## Start

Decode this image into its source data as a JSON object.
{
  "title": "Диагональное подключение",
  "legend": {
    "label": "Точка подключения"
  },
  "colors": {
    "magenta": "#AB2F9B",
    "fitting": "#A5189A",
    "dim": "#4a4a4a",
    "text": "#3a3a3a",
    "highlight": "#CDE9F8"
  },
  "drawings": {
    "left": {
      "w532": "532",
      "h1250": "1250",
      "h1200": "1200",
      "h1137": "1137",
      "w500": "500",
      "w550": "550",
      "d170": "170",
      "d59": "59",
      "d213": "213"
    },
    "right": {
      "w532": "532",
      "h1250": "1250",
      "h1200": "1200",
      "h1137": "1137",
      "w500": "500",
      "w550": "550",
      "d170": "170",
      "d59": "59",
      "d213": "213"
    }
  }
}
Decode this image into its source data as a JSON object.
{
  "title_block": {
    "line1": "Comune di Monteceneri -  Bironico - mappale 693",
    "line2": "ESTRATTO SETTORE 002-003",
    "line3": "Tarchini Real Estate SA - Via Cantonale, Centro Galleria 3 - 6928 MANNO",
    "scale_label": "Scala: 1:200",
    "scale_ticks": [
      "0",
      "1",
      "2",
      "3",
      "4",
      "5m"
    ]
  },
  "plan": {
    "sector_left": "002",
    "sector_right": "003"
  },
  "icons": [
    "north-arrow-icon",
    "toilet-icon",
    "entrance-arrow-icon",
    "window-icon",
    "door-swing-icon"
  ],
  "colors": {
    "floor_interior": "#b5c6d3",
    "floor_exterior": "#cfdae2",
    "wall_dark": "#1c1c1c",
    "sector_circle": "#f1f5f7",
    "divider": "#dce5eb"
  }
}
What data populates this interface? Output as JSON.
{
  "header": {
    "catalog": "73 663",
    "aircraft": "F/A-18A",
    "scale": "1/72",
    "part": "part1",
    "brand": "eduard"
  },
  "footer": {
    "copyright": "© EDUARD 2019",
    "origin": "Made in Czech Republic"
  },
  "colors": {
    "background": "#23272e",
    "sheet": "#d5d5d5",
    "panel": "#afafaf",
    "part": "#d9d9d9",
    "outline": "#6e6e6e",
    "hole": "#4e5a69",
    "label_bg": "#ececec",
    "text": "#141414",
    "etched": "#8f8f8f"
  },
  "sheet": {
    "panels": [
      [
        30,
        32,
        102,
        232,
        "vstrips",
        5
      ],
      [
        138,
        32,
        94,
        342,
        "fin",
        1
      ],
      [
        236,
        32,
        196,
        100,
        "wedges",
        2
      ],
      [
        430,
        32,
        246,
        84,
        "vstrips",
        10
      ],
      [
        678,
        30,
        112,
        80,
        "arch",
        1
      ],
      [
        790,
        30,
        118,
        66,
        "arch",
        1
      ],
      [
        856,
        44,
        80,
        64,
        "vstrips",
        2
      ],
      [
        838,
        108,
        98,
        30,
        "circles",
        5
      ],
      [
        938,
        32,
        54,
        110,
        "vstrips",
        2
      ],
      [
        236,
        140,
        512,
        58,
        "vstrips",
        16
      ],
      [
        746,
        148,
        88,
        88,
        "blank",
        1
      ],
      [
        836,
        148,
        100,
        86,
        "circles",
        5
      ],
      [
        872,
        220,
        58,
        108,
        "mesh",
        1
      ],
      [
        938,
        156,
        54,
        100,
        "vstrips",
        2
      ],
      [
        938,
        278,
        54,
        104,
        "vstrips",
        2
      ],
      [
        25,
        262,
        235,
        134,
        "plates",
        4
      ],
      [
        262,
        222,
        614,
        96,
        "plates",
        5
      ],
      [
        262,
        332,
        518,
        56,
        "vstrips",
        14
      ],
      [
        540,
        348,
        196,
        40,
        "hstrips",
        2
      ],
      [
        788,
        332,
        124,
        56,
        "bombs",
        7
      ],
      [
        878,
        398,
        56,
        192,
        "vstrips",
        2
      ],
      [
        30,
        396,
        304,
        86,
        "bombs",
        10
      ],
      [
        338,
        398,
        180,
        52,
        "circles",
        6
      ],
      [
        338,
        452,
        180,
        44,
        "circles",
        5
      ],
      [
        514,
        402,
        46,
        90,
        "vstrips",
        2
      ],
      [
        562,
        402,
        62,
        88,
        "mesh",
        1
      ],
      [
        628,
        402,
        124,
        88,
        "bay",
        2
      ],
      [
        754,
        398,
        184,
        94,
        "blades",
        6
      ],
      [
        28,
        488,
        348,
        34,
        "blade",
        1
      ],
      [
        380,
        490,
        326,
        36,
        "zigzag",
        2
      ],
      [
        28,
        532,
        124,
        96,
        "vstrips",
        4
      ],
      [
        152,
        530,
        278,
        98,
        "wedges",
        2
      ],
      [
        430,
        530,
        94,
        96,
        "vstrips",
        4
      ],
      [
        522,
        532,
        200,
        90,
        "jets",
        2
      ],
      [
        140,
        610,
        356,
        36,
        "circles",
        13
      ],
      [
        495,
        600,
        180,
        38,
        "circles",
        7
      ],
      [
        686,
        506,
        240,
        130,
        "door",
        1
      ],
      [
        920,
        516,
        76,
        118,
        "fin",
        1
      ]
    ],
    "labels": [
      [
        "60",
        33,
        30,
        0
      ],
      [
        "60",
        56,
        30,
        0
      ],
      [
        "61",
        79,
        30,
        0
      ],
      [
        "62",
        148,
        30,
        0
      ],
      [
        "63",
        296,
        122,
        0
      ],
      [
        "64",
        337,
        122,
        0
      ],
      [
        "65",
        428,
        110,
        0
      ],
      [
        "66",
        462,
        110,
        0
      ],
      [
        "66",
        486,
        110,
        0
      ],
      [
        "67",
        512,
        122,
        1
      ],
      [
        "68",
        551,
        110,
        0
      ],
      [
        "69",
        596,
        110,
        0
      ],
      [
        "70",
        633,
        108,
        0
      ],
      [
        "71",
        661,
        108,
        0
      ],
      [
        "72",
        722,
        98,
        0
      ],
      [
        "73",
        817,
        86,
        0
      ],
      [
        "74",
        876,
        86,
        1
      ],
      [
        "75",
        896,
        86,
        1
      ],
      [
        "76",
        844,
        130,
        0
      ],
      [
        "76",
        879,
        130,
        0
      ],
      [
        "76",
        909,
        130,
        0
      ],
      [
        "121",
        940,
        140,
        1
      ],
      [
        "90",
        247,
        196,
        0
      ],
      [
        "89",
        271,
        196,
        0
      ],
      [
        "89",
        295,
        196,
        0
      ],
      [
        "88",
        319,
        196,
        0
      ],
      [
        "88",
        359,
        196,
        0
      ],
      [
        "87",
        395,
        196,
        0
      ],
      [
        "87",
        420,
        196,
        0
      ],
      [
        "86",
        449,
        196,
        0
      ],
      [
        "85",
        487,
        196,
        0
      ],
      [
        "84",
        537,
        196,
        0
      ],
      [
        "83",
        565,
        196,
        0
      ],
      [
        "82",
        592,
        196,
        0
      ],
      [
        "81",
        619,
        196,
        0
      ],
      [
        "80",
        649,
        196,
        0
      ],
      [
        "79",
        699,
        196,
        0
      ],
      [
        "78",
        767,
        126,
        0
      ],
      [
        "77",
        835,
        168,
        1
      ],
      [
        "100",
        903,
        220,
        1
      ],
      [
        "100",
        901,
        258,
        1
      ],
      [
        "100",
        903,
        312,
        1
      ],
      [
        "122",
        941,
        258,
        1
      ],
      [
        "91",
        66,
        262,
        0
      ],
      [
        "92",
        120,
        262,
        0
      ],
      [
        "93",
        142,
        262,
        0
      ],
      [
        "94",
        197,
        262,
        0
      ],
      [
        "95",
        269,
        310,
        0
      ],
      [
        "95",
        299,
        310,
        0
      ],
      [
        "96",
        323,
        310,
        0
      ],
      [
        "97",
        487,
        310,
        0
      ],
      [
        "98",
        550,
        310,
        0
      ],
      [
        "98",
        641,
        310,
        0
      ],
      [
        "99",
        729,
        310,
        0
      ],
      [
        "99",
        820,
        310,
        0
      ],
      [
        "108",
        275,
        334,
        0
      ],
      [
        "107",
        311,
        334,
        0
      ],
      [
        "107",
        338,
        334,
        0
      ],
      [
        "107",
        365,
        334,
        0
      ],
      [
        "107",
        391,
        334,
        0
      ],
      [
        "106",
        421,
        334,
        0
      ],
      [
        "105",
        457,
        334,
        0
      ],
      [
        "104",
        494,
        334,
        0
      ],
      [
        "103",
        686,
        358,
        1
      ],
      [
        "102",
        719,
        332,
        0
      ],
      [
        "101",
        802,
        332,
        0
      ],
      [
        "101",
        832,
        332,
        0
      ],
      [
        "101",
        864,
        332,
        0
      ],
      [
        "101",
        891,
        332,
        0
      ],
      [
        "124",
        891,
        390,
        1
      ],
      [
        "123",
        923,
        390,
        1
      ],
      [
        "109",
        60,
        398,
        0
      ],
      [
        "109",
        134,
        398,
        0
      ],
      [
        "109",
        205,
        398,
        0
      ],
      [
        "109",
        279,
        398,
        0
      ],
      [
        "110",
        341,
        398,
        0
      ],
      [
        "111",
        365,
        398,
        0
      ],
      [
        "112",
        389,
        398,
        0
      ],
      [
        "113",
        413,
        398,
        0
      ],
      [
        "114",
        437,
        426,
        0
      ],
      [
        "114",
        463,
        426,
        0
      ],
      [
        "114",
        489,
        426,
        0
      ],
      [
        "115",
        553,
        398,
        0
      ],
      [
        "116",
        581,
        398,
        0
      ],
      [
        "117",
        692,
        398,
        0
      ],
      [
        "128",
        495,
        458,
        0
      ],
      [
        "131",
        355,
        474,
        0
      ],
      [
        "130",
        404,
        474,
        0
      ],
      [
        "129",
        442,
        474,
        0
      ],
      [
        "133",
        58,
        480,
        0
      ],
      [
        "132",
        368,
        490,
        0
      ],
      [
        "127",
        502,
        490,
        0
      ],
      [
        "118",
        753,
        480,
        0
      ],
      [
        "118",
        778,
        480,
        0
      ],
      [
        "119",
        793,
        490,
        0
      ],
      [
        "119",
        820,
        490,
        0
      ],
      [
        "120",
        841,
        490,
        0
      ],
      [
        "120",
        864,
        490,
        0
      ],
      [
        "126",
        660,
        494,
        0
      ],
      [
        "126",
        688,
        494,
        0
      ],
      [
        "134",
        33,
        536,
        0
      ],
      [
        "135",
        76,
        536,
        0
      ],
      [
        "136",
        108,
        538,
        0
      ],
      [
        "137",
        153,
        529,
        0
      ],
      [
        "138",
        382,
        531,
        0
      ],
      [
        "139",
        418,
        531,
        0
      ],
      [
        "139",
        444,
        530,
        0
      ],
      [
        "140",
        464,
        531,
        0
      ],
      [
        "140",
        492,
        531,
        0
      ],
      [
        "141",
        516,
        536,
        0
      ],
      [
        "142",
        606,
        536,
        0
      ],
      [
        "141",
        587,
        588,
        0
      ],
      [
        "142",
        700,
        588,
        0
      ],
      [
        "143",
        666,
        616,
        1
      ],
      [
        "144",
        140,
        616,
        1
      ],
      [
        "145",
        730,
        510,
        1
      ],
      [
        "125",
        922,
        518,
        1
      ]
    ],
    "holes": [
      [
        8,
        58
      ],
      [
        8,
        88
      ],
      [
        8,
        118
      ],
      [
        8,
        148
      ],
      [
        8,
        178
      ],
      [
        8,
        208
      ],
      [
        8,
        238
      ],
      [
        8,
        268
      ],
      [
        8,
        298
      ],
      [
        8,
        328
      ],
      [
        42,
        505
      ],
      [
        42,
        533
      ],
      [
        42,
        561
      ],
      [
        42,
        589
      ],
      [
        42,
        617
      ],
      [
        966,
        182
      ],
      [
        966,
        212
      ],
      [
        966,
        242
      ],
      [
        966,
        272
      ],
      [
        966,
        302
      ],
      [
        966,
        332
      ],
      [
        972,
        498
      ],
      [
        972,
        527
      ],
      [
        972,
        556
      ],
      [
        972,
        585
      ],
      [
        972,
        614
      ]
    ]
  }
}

## End

[What this task involves]
From the records above, pick out and copy each line holding the word "arrow".

[Final result]
    "north-arrow-icon",
    "entrance-arrow-icon",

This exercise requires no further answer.